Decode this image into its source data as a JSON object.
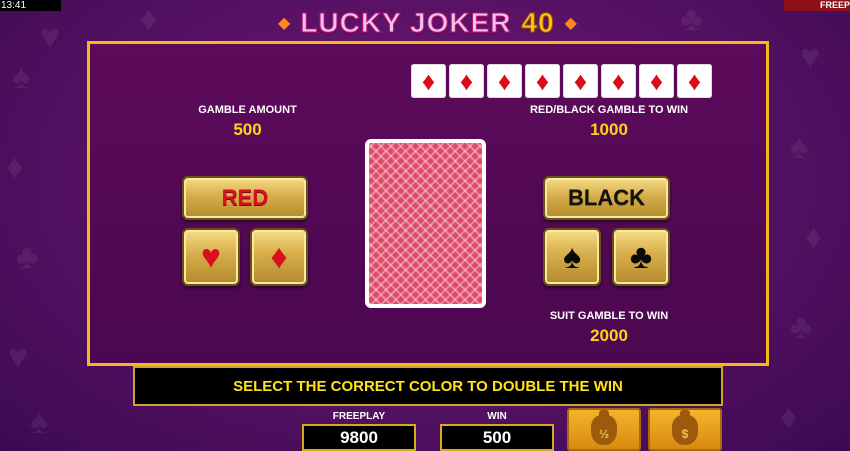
{
  "status": {
    "clock": "13:41",
    "mode_tab": "FREEPL"
  },
  "logo": {
    "title": "LUCKY JOKER",
    "number": "40"
  },
  "history": {
    "suit_icon": "diamond-icon",
    "cards": [
      "♦",
      "♦",
      "♦",
      "♦",
      "♦",
      "♦",
      "♦",
      "♦"
    ]
  },
  "gamble_amount": {
    "label": "GAMBLE AMOUNT",
    "value": "500"
  },
  "red_black_win": {
    "label": "RED/BLACK GAMBLE TO WIN",
    "value": "1000"
  },
  "suit_win": {
    "label": "SUIT GAMBLE TO WIN",
    "value": "2000"
  },
  "buttons": {
    "red": "RED",
    "black": "BLACK",
    "hearts": "♥",
    "diamonds": "♦",
    "spades": "♠",
    "clubs": "♣"
  },
  "message": "SELECT THE CORRECT COLOR TO DOUBLE THE WIN",
  "footer": {
    "freeplay_label": "FREEPLAY",
    "freeplay_value": "9800",
    "win_label": "WIN",
    "win_value": "500",
    "collect_half_label": "½",
    "collect_all_label": "$"
  },
  "colors": {
    "gold": "#f2b81c",
    "red_suit": "#d80c1a",
    "message_text": "#ffe21a",
    "panel_bg": "#4b0850"
  }
}
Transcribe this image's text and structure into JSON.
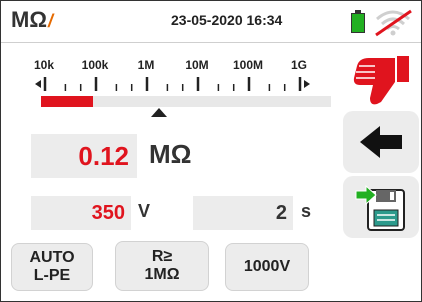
{
  "header": {
    "mode_label": "MΩ",
    "mode_bolt": "/",
    "datetime": "23-05-2020 16:34"
  },
  "scale": {
    "labels": [
      "10k",
      "100k",
      "1M",
      "10M",
      "100M",
      "1G"
    ],
    "bar_fraction": 0.18
  },
  "measurement": {
    "value": "0.12",
    "unit": "MΩ"
  },
  "voltage": {
    "value": "350",
    "unit": "V"
  },
  "time": {
    "value": "2",
    "unit": "s"
  },
  "buttons": {
    "auto": {
      "line1": "AUTO",
      "line2": "L-PE"
    },
    "threshold": {
      "line1": "R≥",
      "line2": "1MΩ"
    },
    "test_voltage": "1000V"
  },
  "icons": {
    "result": "thumbs-down-icon",
    "back": "arrow-left-icon",
    "save": "save-to-disk-icon",
    "battery": "battery-icon",
    "wifi": "wifi-disabled-icon"
  },
  "colors": {
    "accent_red": "#e0141e",
    "battery_green": "#22b022",
    "mode_bolt_orange": "#e56a00"
  }
}
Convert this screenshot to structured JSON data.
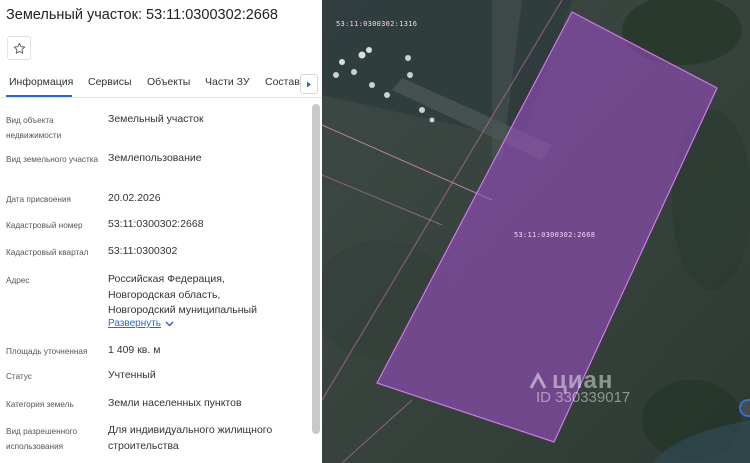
{
  "header": {
    "title": "Земельный участок: 53:11:0300302:2668"
  },
  "tabs": [
    "Информация",
    "Сервисы",
    "Объекты",
    "Части ЗУ",
    "Состав"
  ],
  "fields": [
    {
      "label": "Вид объекта недвижимости",
      "value": "Земельный участок"
    },
    {
      "label": "Вид земельного участка",
      "value": "Землепользование"
    },
    {
      "label": "Дата присвоения",
      "value": "20.02.2026"
    },
    {
      "label": "Кадастровый номер",
      "value": "53:11:0300302:2668"
    },
    {
      "label": "Кадастровый квартал",
      "value": "53:11:0300302"
    },
    {
      "label": "Адрес",
      "value_lines": [
        "Российская Федерация,",
        "Новгородская область,",
        "Новгородский муниципальный"
      ]
    },
    {
      "label": "Площадь уточненная",
      "value": "1 409 кв. м"
    },
    {
      "label": "Статус",
      "value": "Учтенный"
    },
    {
      "label": "Категория земель",
      "value": "Земли населенных пунктов"
    },
    {
      "label": "Вид разрешенного использования",
      "value_lines": [
        "Для индивидуального жилищного",
        "строительства"
      ]
    }
  ],
  "expand_label": "Развернуть",
  "map": {
    "parcel_label_main": "53:11:0300302:2668",
    "parcel_label_top": "53:11:0300302:1316",
    "watermark_brand": "циан",
    "watermark_id": "ID 330339017",
    "parcel_color": "#a24fd0"
  },
  "icons": {
    "favorite": "star-outline-icon",
    "tab_scroll": "chevron-right-icon",
    "expand": "chevron-down-icon",
    "compass": "compass-icon"
  }
}
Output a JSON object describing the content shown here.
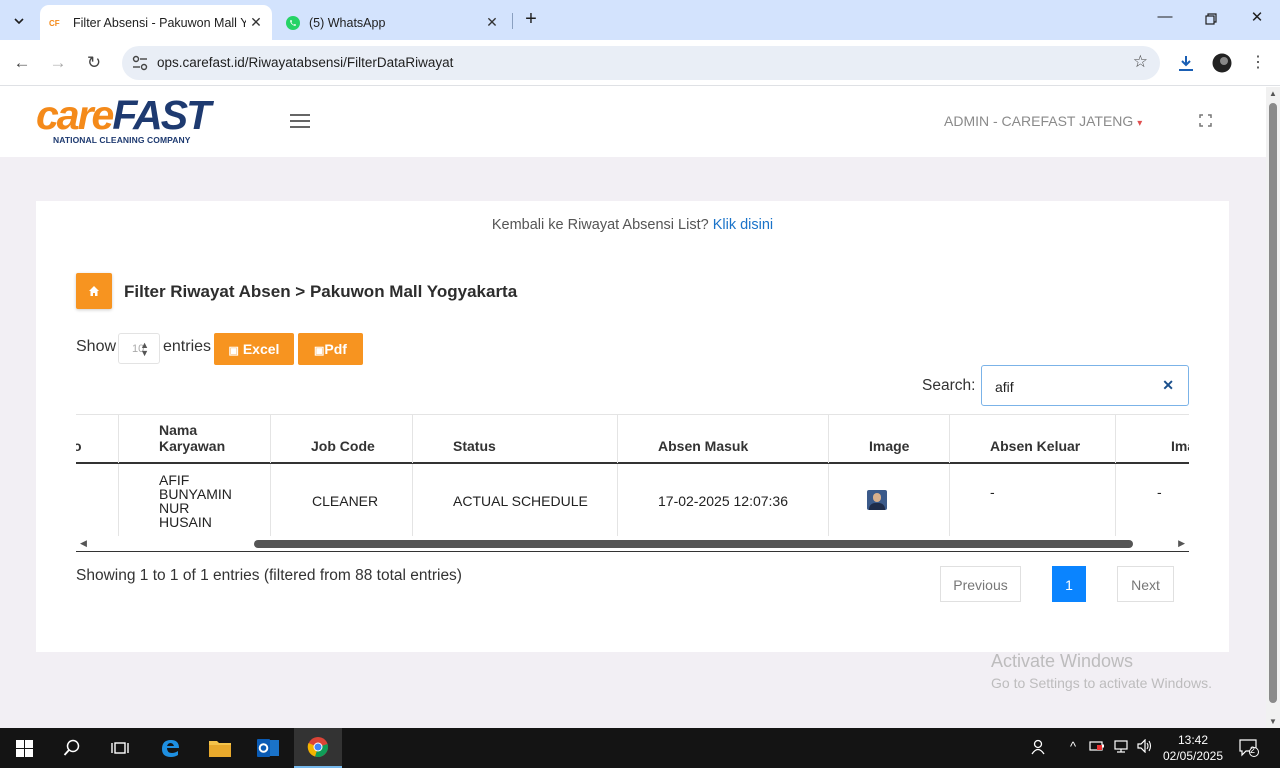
{
  "browser": {
    "tabs": [
      {
        "title": "Filter Absensi - Pakuwon Mall Y"
      },
      {
        "title": "(5) WhatsApp"
      }
    ],
    "url": "ops.carefast.id/Riwayatabsensi/FilterDataRiwayat"
  },
  "header": {
    "logo": {
      "care": "care",
      "fast": "FAST",
      "tagline": "NATIONAL CLEANING COMPANY"
    },
    "user_menu": "ADMIN - CAREFAST JATENG"
  },
  "card": {
    "back_text": "Kembali ke Riwayat Absensi List?",
    "back_link": "Klik disini",
    "page_title": "Filter Riwayat Absen > Pakuwon Mall Yogyakarta",
    "show_label": "Show",
    "entries_label": "entries",
    "page_length": "10",
    "excel_label": "Excel",
    "pdf_label": "Pdf",
    "search_label": "Search:",
    "search_value": "afif"
  },
  "table": {
    "columns": [
      "o",
      "Nama Karyawan",
      "Job Code",
      "Status",
      "Absen Masuk",
      "Image",
      "Absen Keluar",
      "Imag"
    ],
    "rows": [
      {
        "nama": "AFIF BUNYAMIN NUR HUSAIN",
        "job_code": "CLEANER",
        "status": "ACTUAL SCHEDULE",
        "absen_masuk": "17-02-2025 12:07:36",
        "absen_keluar": "-",
        "image2": "-"
      }
    ]
  },
  "footer": {
    "info": "Showing 1 to 1 of 1 entries (filtered from 88 total entries)",
    "previous": "Previous",
    "current_page": "1",
    "next": "Next"
  },
  "watermark": {
    "line1": "Activate Windows",
    "line2": "Go to Settings to activate Windows."
  },
  "taskbar": {
    "time": "13:42",
    "date": "02/05/2025",
    "notification_count": "2"
  }
}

*Exercise task*
Count the lines of the data that contain the string "участок", and reply with that number alone.

*Exercise answer*
2